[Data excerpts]
--------------------------------

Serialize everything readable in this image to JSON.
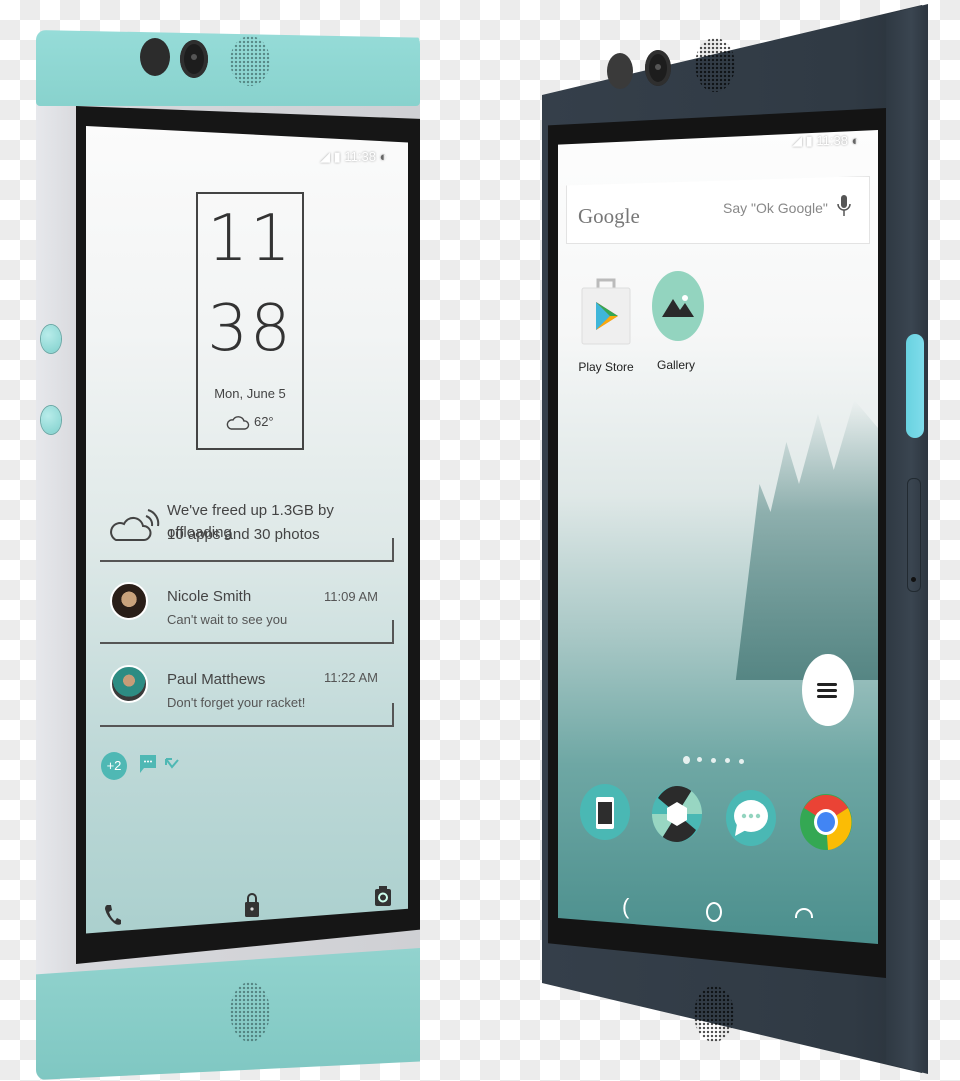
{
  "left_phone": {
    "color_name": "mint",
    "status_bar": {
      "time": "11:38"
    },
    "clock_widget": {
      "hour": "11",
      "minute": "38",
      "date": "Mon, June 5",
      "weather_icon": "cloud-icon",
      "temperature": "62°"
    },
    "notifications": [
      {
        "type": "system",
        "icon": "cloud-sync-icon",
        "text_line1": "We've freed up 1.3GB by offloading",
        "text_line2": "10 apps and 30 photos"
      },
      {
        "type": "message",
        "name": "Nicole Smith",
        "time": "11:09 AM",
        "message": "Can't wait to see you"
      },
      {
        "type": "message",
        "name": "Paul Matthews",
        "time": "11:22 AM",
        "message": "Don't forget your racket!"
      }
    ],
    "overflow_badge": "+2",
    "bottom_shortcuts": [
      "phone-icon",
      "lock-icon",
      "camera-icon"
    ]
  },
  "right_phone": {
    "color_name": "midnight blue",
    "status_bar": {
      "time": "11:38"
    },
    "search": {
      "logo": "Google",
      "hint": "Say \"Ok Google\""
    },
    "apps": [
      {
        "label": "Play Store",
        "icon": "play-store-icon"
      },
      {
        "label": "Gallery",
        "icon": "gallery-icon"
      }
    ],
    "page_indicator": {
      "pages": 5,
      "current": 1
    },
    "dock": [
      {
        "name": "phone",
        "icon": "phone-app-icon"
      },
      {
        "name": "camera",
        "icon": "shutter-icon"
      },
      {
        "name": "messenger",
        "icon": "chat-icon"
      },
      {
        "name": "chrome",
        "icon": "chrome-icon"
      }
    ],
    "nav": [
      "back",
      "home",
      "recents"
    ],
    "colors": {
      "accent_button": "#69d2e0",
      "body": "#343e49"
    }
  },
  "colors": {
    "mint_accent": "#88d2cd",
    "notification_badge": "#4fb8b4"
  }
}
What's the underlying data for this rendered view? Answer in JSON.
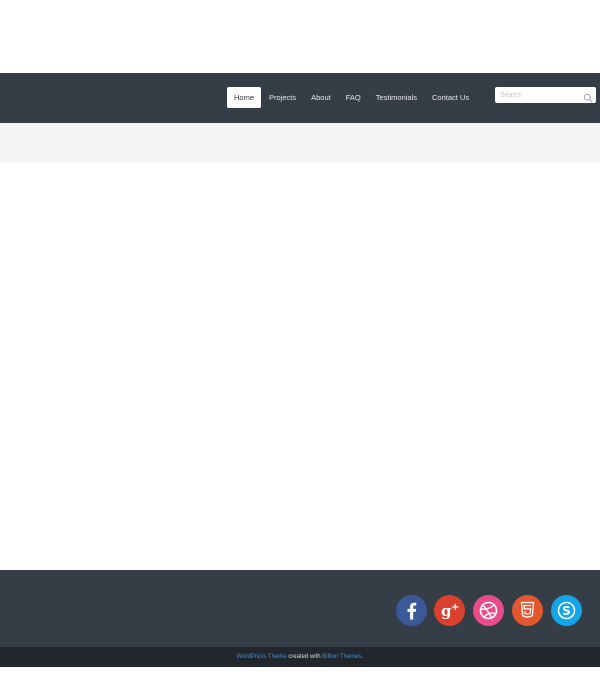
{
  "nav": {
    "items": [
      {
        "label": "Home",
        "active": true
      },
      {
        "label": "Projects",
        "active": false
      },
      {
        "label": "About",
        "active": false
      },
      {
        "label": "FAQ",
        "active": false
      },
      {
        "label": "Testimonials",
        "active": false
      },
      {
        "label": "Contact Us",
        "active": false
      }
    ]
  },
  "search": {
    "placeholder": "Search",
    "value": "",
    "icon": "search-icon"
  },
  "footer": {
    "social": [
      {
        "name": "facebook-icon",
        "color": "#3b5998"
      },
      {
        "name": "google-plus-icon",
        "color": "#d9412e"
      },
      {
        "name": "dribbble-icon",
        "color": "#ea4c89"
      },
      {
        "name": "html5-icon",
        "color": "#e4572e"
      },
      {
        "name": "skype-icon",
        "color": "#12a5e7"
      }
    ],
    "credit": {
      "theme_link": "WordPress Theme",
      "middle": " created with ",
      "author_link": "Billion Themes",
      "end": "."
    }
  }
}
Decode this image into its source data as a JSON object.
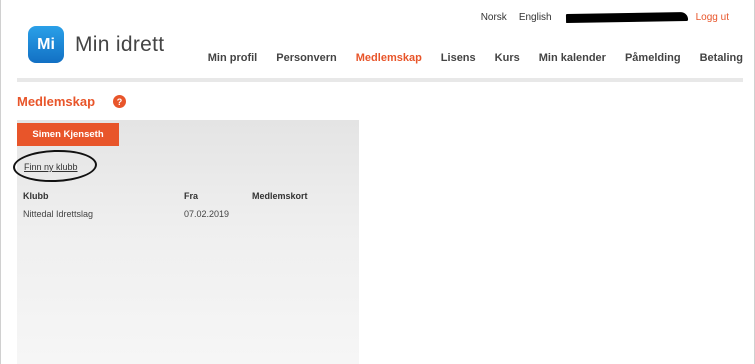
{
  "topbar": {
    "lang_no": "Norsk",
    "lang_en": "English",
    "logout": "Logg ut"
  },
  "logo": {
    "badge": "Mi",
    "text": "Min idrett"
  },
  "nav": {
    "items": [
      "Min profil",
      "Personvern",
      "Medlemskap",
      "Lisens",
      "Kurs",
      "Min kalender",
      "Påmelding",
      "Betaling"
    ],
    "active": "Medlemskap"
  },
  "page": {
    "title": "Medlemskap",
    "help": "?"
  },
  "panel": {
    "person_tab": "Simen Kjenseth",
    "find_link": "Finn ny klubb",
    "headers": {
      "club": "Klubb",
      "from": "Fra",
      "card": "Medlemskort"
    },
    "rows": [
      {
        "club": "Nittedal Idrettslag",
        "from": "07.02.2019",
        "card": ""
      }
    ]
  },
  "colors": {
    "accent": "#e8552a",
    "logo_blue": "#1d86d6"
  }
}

--------------------------------

The lines to be extracted begin at the line containing "What's the underlying" and continue through the final line of the material above, both ends included. Reproduce them exactly, without the pictures.

What's the underlying data for this rendered view? Answer in JSON.
{
  "nav": {
    "items": [
      {
        "label": "Home",
        "active": true
      },
      {
        "label": "Projects",
        "active": false
      },
      {
        "label": "About",
        "active": false
      },
      {
        "label": "FAQ",
        "active": false
      },
      {
        "label": "Testimonials",
        "active": false
      },
      {
        "label": "Contact Us",
        "active": false
      }
    ]
  },
  "search": {
    "placeholder": "Search",
    "value": "",
    "icon": "search-icon"
  },
  "footer": {
    "social": [
      {
        "name": "facebook-icon",
        "color": "#3b5998"
      },
      {
        "name": "google-plus-icon",
        "color": "#d9412e"
      },
      {
        "name": "dribbble-icon",
        "color": "#ea4c89"
      },
      {
        "name": "html5-icon",
        "color": "#e4572e"
      },
      {
        "name": "skype-icon",
        "color": "#12a5e7"
      }
    ],
    "credit": {
      "theme_link": "WordPress Theme",
      "middle": " created with ",
      "author_link": "Billion Themes",
      "end": "."
    }
  }
}
Decode this image into its source data as a JSON object.
{
  "topbar": {
    "lang_no": "Norsk",
    "lang_en": "English",
    "logout": "Logg ut"
  },
  "logo": {
    "badge": "Mi",
    "text": "Min idrett"
  },
  "nav": {
    "items": [
      "Min profil",
      "Personvern",
      "Medlemskap",
      "Lisens",
      "Kurs",
      "Min kalender",
      "Påmelding",
      "Betaling"
    ],
    "active": "Medlemskap"
  },
  "page": {
    "title": "Medlemskap",
    "help": "?"
  },
  "panel": {
    "person_tab": "Simen Kjenseth",
    "find_link": "Finn ny klubb",
    "headers": {
      "club": "Klubb",
      "from": "Fra",
      "card": "Medlemskort"
    },
    "rows": [
      {
        "club": "Nittedal Idrettslag",
        "from": "07.02.2019",
        "card": ""
      }
    ]
  },
  "colors": {
    "accent": "#e8552a",
    "logo_blue": "#1d86d6"
  }
}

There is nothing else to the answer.